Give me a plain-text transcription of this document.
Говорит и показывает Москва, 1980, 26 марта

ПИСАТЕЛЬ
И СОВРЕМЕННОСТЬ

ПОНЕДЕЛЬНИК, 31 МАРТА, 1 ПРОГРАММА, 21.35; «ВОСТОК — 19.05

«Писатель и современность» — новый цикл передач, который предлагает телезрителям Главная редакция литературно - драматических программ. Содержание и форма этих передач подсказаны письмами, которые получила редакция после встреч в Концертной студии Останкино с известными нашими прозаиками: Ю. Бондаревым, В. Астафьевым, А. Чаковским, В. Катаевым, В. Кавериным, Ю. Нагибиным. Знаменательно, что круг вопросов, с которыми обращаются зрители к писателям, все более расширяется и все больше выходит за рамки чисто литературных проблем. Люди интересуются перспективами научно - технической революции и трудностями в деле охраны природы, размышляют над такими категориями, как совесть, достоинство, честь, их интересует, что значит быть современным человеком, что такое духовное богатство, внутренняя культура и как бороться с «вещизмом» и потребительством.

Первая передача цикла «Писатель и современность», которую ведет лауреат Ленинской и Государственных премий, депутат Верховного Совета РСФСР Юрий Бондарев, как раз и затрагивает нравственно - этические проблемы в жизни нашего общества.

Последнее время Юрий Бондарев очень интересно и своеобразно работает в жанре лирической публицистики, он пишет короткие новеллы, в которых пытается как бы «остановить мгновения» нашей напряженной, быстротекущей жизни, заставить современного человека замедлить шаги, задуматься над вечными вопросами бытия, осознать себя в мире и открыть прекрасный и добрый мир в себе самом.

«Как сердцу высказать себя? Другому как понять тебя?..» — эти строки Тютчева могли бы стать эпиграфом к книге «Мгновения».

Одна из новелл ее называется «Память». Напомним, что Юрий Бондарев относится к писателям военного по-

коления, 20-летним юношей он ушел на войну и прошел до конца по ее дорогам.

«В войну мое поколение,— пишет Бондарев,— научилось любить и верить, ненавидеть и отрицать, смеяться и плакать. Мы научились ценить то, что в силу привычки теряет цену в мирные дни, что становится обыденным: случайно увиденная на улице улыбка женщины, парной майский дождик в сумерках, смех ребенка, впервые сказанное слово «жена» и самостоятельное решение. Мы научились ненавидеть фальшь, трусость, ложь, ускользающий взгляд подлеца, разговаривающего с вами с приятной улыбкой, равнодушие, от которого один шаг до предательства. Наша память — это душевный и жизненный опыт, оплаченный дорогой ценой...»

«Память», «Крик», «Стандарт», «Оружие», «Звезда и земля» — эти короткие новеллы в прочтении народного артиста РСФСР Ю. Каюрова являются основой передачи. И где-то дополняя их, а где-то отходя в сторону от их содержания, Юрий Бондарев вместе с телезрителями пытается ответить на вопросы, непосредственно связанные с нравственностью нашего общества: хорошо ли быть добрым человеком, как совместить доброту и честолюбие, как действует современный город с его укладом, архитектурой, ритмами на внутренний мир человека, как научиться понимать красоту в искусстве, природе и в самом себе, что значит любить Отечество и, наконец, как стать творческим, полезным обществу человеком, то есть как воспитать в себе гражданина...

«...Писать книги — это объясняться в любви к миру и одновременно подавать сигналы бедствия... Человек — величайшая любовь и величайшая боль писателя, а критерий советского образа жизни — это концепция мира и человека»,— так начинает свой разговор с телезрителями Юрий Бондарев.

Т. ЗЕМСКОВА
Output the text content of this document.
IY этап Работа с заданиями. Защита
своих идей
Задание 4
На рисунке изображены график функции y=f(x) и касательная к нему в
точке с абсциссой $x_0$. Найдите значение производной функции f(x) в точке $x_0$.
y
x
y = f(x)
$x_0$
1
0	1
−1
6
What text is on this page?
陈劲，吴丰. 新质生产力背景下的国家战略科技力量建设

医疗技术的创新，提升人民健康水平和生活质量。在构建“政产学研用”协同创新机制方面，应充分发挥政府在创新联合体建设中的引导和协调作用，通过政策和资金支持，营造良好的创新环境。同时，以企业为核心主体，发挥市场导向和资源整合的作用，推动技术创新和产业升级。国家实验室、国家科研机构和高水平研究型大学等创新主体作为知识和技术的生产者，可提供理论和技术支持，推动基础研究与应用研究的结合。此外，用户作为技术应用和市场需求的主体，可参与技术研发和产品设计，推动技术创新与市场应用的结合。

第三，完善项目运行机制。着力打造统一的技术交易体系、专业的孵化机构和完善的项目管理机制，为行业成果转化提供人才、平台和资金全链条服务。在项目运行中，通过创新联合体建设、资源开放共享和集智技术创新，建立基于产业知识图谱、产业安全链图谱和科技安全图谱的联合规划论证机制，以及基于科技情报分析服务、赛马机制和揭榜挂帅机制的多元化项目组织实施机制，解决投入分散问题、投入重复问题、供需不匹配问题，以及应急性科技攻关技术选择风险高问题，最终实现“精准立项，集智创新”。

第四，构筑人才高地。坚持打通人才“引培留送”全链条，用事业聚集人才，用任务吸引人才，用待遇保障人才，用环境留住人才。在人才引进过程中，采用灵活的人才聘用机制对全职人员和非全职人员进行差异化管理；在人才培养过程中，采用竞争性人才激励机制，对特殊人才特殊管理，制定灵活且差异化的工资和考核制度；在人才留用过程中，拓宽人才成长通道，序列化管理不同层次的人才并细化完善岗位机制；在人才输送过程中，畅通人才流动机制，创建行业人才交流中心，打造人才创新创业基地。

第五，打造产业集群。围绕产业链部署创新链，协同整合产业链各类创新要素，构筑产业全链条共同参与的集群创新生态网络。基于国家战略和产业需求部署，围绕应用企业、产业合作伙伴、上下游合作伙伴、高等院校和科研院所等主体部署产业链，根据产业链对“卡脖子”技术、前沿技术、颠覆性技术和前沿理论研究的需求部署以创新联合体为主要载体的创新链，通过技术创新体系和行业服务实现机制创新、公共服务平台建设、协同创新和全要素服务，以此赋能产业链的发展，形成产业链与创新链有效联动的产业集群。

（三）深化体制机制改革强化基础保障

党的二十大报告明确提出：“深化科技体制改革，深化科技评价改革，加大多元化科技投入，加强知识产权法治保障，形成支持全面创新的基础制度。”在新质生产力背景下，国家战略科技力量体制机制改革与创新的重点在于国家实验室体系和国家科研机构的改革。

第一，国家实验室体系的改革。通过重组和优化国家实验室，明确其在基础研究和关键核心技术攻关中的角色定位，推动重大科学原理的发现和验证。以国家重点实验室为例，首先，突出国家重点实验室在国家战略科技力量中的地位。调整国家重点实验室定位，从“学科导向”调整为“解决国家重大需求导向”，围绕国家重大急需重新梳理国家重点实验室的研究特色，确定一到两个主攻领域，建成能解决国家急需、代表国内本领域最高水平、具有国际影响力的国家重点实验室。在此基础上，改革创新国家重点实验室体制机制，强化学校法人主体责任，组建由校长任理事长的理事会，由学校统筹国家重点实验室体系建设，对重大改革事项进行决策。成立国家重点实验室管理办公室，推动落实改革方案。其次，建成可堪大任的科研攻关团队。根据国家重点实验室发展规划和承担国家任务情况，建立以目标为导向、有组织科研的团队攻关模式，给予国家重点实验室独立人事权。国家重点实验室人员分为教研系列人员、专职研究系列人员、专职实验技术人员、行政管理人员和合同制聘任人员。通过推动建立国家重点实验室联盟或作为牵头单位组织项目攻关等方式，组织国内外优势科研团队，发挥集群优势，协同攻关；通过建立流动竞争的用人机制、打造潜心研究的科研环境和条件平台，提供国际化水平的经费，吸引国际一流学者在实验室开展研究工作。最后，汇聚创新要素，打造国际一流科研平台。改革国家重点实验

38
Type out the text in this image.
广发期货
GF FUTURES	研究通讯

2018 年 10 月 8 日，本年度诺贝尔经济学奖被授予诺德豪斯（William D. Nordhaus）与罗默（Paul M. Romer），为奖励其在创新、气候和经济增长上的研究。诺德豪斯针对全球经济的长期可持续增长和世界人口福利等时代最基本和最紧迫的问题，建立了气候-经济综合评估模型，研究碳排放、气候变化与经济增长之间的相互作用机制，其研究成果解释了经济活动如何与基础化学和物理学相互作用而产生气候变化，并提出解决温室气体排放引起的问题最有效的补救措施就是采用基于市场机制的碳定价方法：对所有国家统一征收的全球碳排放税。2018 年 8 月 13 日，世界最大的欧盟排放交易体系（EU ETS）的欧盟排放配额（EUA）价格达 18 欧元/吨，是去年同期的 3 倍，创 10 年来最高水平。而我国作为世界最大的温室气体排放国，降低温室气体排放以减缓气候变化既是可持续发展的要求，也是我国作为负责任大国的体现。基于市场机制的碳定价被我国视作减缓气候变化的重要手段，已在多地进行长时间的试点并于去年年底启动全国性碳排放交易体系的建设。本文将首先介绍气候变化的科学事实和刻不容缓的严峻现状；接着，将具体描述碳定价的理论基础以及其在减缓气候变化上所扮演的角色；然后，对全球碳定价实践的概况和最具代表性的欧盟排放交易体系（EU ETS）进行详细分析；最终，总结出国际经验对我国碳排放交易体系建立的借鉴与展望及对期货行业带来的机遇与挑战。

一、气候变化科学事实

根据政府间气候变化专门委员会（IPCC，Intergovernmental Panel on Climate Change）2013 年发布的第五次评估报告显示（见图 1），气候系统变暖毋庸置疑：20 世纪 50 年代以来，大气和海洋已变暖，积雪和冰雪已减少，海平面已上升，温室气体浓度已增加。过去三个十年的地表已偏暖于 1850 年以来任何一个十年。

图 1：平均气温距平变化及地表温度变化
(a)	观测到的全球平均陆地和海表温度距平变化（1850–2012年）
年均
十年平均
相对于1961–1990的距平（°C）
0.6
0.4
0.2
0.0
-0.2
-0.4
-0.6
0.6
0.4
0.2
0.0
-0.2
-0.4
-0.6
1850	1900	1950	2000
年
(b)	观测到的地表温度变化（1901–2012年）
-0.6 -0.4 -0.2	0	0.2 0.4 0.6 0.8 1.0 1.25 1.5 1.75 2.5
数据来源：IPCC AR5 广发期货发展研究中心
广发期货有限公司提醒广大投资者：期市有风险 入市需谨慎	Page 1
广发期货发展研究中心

+++

THE PROBLEM
Count each line of the data where the word "IPCC" appears, then reply with the total only.

RESPONSE TO THE EXERCISE
2